▶ [TASK STATEMENT]:
Lines containing the string "this" are to be collected in full.
◇ ◇ ◇ ◇ ◇
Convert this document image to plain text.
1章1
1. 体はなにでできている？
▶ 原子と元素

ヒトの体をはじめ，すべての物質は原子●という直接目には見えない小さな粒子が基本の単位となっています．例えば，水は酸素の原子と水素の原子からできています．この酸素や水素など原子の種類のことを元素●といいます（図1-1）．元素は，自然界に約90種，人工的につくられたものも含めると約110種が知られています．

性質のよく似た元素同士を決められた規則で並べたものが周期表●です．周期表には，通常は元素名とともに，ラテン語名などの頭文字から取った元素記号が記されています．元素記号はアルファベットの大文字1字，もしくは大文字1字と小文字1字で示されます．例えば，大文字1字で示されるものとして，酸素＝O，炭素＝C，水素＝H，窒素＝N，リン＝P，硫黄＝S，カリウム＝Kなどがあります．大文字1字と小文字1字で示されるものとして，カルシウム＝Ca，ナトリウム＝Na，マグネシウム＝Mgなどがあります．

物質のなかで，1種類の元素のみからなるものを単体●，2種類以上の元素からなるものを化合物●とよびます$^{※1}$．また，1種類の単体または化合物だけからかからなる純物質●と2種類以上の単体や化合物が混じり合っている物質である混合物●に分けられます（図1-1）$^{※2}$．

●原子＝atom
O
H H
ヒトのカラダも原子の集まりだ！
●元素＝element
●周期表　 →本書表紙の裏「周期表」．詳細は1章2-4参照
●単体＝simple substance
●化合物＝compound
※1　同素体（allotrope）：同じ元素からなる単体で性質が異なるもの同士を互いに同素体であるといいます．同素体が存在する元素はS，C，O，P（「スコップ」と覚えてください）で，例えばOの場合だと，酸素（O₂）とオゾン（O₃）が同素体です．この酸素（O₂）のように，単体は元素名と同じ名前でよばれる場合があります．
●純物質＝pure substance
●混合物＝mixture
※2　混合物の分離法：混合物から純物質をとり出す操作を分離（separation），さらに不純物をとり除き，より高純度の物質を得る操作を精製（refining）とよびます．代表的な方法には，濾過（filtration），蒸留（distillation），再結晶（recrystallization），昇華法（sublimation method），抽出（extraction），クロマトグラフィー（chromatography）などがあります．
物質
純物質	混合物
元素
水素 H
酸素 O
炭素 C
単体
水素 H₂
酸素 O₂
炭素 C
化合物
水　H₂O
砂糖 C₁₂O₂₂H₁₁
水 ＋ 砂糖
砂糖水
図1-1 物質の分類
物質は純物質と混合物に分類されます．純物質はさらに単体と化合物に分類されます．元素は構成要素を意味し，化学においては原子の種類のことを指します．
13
◇ ◇ ◇ ◇ ◇
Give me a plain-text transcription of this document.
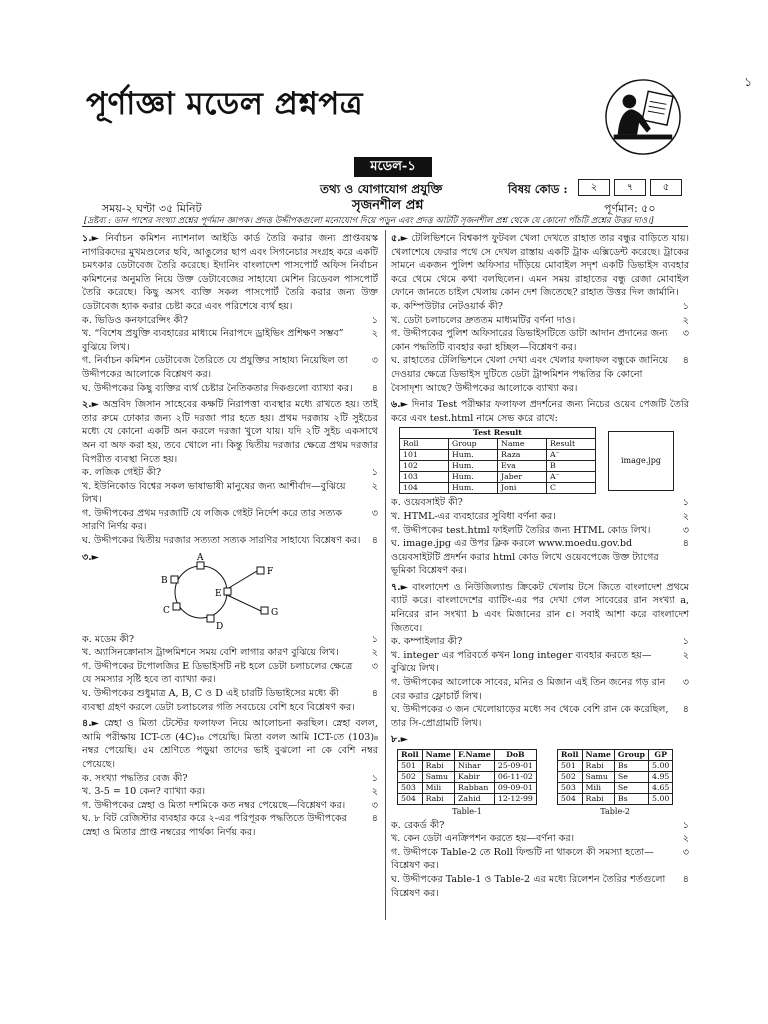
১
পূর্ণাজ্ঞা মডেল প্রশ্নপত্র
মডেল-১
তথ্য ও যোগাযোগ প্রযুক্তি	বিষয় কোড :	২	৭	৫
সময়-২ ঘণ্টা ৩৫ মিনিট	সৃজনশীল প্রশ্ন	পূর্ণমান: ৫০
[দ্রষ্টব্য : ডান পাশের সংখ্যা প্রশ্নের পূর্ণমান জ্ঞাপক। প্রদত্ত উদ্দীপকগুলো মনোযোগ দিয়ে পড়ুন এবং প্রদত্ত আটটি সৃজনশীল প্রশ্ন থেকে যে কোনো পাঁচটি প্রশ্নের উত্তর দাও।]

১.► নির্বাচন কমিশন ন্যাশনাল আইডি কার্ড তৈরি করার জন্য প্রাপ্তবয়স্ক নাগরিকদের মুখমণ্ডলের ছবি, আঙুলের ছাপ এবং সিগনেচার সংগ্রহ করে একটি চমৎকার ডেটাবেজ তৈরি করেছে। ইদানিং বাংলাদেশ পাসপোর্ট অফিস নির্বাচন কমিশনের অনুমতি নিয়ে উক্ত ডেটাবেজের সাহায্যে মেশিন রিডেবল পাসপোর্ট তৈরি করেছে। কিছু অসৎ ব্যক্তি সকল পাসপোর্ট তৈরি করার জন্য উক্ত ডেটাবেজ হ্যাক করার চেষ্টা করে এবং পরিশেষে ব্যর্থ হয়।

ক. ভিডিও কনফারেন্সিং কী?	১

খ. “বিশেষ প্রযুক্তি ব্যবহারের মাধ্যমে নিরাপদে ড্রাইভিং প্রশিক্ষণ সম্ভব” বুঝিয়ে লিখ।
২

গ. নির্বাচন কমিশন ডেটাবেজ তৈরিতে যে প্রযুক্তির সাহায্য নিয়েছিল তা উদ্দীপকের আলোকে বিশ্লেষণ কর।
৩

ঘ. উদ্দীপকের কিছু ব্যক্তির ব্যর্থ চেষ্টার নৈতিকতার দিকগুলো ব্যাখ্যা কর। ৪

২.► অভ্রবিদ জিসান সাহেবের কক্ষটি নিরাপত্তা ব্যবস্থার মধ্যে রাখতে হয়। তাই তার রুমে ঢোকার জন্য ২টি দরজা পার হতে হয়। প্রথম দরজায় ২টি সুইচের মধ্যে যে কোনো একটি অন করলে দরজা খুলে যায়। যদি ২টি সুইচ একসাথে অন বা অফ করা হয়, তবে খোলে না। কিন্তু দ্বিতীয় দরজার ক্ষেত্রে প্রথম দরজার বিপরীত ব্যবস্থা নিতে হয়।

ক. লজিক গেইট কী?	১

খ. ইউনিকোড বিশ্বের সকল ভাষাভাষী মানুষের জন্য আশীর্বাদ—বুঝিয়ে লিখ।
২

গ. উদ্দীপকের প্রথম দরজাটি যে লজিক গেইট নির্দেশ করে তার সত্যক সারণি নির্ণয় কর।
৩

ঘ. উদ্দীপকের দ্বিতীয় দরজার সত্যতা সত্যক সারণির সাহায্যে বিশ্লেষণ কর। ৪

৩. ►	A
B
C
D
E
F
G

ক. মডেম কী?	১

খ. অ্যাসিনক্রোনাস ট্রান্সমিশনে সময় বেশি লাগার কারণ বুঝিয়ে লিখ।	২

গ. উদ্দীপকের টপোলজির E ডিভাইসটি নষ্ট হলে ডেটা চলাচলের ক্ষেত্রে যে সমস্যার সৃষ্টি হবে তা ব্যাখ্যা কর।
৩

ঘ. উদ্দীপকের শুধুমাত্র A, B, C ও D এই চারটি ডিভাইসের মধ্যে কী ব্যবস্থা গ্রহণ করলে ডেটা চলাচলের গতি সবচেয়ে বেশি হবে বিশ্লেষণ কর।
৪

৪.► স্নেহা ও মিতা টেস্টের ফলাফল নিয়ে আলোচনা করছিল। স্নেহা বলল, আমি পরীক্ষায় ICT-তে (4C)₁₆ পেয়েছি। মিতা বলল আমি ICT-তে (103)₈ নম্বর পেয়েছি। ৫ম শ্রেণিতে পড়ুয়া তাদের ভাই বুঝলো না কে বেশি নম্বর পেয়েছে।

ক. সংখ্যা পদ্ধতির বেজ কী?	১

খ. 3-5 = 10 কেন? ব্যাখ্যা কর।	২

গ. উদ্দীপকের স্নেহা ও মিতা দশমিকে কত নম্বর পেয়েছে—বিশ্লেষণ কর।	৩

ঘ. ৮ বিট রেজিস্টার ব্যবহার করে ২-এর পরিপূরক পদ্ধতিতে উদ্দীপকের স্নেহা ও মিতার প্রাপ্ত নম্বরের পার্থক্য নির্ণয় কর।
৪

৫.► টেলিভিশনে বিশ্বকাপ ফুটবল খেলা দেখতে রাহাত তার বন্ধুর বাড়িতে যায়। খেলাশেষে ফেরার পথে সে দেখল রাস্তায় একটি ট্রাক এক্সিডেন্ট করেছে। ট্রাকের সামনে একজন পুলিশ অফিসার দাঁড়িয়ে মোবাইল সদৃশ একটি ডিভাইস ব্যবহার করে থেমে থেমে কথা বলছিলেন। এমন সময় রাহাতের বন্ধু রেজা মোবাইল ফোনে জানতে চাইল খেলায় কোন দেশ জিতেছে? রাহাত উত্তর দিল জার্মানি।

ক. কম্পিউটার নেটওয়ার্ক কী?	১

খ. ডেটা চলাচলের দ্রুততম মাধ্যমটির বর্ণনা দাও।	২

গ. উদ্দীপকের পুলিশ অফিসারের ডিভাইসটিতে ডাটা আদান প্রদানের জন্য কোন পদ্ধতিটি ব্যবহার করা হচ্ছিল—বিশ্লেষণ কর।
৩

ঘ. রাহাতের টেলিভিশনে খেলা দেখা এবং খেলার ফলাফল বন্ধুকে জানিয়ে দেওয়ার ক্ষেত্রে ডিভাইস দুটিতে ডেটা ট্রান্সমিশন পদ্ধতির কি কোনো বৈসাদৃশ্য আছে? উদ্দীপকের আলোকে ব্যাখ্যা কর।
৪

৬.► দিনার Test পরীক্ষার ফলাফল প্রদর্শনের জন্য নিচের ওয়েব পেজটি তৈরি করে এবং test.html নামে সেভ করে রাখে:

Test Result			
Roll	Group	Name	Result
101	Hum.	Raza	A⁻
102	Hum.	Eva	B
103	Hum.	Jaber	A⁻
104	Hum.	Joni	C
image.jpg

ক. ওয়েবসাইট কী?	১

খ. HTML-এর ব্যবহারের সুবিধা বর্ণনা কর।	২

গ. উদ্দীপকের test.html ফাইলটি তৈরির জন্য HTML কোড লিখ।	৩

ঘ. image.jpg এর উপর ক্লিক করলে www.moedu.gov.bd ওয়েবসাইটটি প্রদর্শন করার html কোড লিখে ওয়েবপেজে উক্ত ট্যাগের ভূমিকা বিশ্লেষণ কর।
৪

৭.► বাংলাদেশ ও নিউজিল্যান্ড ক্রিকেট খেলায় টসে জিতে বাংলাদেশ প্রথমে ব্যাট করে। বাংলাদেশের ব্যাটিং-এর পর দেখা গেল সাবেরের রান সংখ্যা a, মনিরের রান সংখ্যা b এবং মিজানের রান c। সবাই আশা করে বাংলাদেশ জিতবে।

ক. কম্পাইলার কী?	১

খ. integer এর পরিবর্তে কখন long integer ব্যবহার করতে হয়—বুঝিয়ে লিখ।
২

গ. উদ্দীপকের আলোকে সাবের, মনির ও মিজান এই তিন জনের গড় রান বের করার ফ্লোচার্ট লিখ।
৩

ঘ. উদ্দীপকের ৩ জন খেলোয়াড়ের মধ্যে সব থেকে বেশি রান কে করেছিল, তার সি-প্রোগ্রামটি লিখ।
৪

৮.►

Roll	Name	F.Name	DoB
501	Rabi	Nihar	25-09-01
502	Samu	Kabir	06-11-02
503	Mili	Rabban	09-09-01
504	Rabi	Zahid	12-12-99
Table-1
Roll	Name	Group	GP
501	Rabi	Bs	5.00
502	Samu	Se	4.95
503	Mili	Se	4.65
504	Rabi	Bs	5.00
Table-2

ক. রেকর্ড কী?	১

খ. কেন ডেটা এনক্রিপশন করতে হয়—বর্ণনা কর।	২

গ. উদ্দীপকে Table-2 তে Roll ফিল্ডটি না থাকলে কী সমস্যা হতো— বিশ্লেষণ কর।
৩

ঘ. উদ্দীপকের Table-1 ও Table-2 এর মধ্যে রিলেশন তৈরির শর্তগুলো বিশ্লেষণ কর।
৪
◇ ◇ ◇ ◇ ◇
▶ [FINAL ANSWER]:
Convert this document image to plain text.
Give me a plain-text transcription of this document.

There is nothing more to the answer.